» **Given records**
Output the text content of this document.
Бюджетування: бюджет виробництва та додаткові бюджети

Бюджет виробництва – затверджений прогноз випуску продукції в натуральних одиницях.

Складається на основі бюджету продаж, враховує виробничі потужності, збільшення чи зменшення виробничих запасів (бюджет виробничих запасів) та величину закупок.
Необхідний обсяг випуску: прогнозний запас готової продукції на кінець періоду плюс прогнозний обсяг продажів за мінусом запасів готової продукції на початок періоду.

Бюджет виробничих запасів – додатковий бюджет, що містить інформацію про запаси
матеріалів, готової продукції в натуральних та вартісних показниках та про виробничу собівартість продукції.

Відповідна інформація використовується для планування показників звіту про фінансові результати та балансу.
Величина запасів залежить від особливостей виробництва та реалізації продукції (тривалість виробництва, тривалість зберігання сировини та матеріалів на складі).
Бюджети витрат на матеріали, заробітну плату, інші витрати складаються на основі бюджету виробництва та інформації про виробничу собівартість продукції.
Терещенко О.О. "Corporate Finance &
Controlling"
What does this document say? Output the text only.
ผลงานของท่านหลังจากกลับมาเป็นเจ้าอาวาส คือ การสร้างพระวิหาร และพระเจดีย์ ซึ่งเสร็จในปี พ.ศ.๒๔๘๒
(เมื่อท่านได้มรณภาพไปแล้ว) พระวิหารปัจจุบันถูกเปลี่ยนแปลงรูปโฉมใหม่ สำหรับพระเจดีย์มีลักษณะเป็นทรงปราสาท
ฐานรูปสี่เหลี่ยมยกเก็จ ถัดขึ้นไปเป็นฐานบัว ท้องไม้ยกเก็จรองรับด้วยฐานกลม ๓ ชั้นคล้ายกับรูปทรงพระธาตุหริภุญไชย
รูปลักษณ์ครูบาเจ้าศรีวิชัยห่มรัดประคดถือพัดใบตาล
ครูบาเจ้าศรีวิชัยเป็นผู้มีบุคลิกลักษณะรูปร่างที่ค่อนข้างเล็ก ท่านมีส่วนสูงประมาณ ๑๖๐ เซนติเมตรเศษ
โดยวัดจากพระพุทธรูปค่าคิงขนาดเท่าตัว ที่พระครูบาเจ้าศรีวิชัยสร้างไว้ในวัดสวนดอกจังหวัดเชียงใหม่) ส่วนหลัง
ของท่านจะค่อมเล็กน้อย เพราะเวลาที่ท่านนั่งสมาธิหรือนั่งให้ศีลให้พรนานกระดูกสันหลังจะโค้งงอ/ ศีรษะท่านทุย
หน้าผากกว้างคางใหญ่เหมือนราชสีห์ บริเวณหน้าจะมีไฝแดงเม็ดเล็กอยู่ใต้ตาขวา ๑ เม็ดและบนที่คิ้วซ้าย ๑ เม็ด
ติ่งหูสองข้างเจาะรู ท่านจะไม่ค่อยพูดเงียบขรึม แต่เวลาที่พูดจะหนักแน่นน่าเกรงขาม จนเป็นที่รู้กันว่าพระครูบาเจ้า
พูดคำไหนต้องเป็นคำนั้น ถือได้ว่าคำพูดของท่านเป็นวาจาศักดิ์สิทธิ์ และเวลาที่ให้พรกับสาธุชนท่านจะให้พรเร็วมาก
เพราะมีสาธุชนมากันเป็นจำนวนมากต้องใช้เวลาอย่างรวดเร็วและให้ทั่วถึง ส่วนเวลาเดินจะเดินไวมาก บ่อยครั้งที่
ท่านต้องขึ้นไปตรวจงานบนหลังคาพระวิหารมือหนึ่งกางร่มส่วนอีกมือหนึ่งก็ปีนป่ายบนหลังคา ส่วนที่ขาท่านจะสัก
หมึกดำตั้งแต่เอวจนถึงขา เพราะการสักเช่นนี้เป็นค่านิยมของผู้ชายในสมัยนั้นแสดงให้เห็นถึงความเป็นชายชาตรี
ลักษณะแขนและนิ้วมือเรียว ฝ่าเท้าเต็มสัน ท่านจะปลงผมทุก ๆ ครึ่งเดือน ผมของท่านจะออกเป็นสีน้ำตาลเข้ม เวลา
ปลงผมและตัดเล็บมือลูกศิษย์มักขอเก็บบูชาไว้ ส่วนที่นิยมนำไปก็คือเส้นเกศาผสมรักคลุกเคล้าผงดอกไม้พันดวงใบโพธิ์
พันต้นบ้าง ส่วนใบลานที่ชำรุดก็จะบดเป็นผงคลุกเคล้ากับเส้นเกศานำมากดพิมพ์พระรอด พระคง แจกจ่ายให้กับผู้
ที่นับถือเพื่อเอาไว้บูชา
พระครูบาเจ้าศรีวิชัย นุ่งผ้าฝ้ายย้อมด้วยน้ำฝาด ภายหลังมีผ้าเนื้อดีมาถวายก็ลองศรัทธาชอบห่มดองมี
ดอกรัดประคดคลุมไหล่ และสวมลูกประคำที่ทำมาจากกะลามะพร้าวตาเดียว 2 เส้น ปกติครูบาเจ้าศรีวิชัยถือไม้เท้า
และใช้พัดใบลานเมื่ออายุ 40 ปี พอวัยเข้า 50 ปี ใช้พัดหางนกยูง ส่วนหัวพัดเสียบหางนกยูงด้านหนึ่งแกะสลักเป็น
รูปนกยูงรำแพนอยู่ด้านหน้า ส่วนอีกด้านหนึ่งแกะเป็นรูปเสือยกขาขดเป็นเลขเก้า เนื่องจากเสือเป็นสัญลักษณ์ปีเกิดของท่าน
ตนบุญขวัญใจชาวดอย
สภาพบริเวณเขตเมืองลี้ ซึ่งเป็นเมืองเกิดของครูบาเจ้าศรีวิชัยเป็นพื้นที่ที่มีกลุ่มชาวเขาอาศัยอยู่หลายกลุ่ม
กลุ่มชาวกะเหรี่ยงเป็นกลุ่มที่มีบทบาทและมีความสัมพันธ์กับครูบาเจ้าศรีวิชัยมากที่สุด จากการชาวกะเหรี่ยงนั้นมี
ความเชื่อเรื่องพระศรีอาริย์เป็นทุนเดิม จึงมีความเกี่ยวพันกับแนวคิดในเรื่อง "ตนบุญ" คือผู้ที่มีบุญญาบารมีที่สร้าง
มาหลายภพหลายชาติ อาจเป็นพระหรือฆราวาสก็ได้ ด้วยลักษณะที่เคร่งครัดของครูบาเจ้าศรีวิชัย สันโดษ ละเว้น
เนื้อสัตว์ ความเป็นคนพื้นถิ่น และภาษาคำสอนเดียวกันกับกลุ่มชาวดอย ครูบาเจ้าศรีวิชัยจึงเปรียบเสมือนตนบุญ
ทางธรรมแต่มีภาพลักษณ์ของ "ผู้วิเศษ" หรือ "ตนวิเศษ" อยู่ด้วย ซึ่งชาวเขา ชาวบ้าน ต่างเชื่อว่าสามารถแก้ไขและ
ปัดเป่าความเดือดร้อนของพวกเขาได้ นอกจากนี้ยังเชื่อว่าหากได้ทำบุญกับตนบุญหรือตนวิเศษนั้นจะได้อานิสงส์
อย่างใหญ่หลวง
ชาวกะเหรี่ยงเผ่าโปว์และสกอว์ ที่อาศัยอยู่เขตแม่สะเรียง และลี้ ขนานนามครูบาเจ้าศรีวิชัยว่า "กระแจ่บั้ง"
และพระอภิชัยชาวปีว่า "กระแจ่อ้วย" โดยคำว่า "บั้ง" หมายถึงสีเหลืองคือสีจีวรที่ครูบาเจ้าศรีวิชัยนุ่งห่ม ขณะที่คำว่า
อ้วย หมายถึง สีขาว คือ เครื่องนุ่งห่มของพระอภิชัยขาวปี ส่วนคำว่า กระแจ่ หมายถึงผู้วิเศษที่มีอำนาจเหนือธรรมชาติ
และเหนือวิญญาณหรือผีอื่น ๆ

» **Description of the task**
Consider the entries above and return each line with the string "випуску".

» **Exercise response**
Бюджет виробництва – затверджений прогноз випуску продукції в натуральних одиницях.
Необхідний обсяг випуску: прогнозний запас готової продукції на кінець періоду плюс прогнозний обсяг продажів за мінусом запасів готової продукції на початок періоду.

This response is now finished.